Extract every entry word for word.

[Recorded data]
[Begin]

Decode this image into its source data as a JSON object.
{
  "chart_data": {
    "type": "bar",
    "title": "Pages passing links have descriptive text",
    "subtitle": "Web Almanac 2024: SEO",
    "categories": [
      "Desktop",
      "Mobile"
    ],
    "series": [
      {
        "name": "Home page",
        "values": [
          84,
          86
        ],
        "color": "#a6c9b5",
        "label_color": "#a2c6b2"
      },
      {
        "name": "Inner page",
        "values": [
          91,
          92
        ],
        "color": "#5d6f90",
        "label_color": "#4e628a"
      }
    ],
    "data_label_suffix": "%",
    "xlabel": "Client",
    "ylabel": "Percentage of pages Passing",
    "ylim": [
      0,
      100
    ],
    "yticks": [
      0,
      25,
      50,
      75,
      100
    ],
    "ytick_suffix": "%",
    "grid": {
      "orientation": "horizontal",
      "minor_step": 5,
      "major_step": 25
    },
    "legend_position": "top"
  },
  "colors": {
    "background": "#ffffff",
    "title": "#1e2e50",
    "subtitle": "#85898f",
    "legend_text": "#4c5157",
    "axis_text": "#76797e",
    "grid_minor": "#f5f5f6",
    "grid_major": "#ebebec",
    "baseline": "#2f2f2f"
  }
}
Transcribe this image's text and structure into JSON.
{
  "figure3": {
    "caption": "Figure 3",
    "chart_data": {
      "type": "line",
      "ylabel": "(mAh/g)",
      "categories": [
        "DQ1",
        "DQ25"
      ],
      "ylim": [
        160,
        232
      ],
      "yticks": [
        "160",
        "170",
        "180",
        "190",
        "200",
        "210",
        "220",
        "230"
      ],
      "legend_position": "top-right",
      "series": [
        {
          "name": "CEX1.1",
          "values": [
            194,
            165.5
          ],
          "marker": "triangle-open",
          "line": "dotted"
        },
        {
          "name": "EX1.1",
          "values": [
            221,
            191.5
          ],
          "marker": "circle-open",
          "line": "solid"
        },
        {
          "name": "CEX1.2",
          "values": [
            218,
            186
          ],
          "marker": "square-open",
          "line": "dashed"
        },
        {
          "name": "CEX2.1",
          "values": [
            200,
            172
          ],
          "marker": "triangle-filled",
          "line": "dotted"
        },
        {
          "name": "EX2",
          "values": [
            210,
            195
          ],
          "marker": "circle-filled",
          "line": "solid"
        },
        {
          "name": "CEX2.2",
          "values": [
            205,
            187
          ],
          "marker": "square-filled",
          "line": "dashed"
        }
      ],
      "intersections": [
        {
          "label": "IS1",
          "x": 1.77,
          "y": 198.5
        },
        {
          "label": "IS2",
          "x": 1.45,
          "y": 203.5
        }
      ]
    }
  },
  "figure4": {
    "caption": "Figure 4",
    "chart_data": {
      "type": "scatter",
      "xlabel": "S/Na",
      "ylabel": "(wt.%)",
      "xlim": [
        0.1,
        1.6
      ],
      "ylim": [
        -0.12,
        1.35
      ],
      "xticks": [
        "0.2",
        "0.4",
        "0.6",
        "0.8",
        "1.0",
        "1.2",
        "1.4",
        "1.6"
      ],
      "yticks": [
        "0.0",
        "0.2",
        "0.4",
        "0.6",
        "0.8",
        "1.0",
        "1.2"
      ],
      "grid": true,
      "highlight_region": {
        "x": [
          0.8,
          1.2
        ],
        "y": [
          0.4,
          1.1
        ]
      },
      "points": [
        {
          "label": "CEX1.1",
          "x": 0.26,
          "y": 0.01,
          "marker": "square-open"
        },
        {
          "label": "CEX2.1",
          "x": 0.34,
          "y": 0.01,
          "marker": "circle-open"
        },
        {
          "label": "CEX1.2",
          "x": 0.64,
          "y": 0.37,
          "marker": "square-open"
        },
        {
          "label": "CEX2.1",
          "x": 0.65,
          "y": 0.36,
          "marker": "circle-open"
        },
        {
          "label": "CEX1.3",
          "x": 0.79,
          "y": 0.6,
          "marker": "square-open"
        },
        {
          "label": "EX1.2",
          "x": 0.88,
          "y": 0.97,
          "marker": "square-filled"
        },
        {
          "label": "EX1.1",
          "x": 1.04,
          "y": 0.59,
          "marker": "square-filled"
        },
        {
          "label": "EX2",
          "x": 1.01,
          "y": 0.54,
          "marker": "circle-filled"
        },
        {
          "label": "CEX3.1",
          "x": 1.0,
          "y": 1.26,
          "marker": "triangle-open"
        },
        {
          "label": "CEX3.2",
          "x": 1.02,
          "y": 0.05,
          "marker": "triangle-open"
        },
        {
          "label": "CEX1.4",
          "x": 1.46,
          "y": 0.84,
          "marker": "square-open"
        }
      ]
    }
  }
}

[End]

Task response:
Decode this image into its source data as a JSON object.
{
  "chart_data": {
    "type": "bar",
    "title": "Pages passing links have descriptive text",
    "subtitle": "Web Almanac 2024: SEO",
    "categories": [
      "Desktop",
      "Mobile"
    ],
    "series": [
      {
        "name": "Home page",
        "values": [
          84,
          86
        ],
        "color": "#a6c9b5",
        "label_color": "#a2c6b2"
      },
      {
        "name": "Inner page",
        "values": [
          91,
          92
        ],
        "color": "#5d6f90",
        "label_color": "#4e628a"
      }
    ],
    "data_label_suffix": "%",
    "xlabel": "Client",
    "ylabel": "Percentage of pages Passing",
    "ylim": [
      0,
      100
    ],
    "yticks": [
      0,
      25,
      50,
      75,
      100
    ],
    "ytick_suffix": "%",
    "grid": {
      "orientation": "horizontal",
      "minor_step": 5,
      "major_step": 25
    },
    "legend_position": "top"
  },
  "colors": {
    "background": "#ffffff",
    "title": "#1e2e50",
    "subtitle": "#85898f",
    "legend_text": "#4c5157",
    "axis_text": "#76797e",
    "grid_minor": "#f5f5f6",
    "grid_major": "#ebebec",
    "baseline": "#2f2f2f"
  }
}
Transcribe this image's text and structure into JSON.
{
  "figure3": {
    "caption": "Figure 3",
    "chart_data": {
      "type": "line",
      "ylabel": "(mAh/g)",
      "categories": [
        "DQ1",
        "DQ25"
      ],
      "ylim": [
        160,
        232
      ],
      "yticks": [
        "160",
        "170",
        "180",
        "190",
        "200",
        "210",
        "220",
        "230"
      ],
      "legend_position": "top-right",
      "series": [
        {
          "name": "CEX1.1",
          "values": [
            194,
            165.5
          ],
          "marker": "triangle-open",
          "line": "dotted"
        },
        {
          "name": "EX1.1",
          "values": [
            221,
            191.5
          ],
          "marker": "circle-open",
          "line": "solid"
        },
        {
          "name": "CEX1.2",
          "values": [
            218,
            186
          ],
          "marker": "square-open",
          "line": "dashed"
        },
        {
          "name": "CEX2.1",
          "values": [
            200,
            172
          ],
          "marker": "triangle-filled",
          "line": "dotted"
        },
        {
          "name": "EX2",
          "values": [
            210,
            195
          ],
          "marker": "circle-filled",
          "line": "solid"
        },
        {
          "name": "CEX2.2",
          "values": [
            205,
            187
          ],
          "marker": "square-filled",
          "line": "dashed"
        }
      ],
      "intersections": [
        {
          "label": "IS1",
          "x": 1.77,
          "y": 198.5
        },
        {
          "label": "IS2",
          "x": 1.45,
          "y": 203.5
        }
      ]
    }
  },
  "figure4": {
    "caption": "Figure 4",
    "chart_data": {
      "type": "scatter",
      "xlabel": "S/Na",
      "ylabel": "(wt.%)",
      "xlim": [
        0.1,
        1.6
      ],
      "ylim": [
        -0.12,
        1.35
      ],
      "xticks": [
        "0.2",
        "0.4",
        "0.6",
        "0.8",
        "1.0",
        "1.2",
        "1.4",
        "1.6"
      ],
      "yticks": [
        "0.0",
        "0.2",
        "0.4",
        "0.6",
        "0.8",
        "1.0",
        "1.2"
      ],
      "grid": true,
      "highlight_region": {
        "x": [
          0.8,
          1.2
        ],
        "y": [
          0.4,
          1.1
        ]
      },
      "points": [
        {
          "label": "CEX1.1",
          "x": 0.26,
          "y": 0.01,
          "marker": "square-open"
        },
        {
          "label": "CEX2.1",
          "x": 0.34,
          "y": 0.01,
          "marker": "circle-open"
        },
        {
          "label": "CEX1.2",
          "x": 0.64,
          "y": 0.37,
          "marker": "square-open"
        },
        {
          "label": "CEX2.1",
          "x": 0.65,
          "y": 0.36,
          "marker": "circle-open"
        },
        {
          "label": "CEX1.3",
          "x": 0.79,
          "y": 0.6,
          "marker": "square-open"
        },
        {
          "label": "EX1.2",
          "x": 0.88,
          "y": 0.97,
          "marker": "square-filled"
        },
        {
          "label": "EX1.1",
          "x": 1.04,
          "y": 0.59,
          "marker": "square-filled"
        },
        {
          "label": "EX2",
          "x": 1.01,
          "y": 0.54,
          "marker": "circle-filled"
        },
        {
          "label": "CEX3.1",
          "x": 1.0,
          "y": 1.26,
          "marker": "triangle-open"
        },
        {
          "label": "CEX3.2",
          "x": 1.02,
          "y": 0.05,
          "marker": "triangle-open"
        },
        {
          "label": "CEX1.4",
          "x": 1.46,
          "y": 0.84,
          "marker": "square-open"
        }
      ]
    }
  }
}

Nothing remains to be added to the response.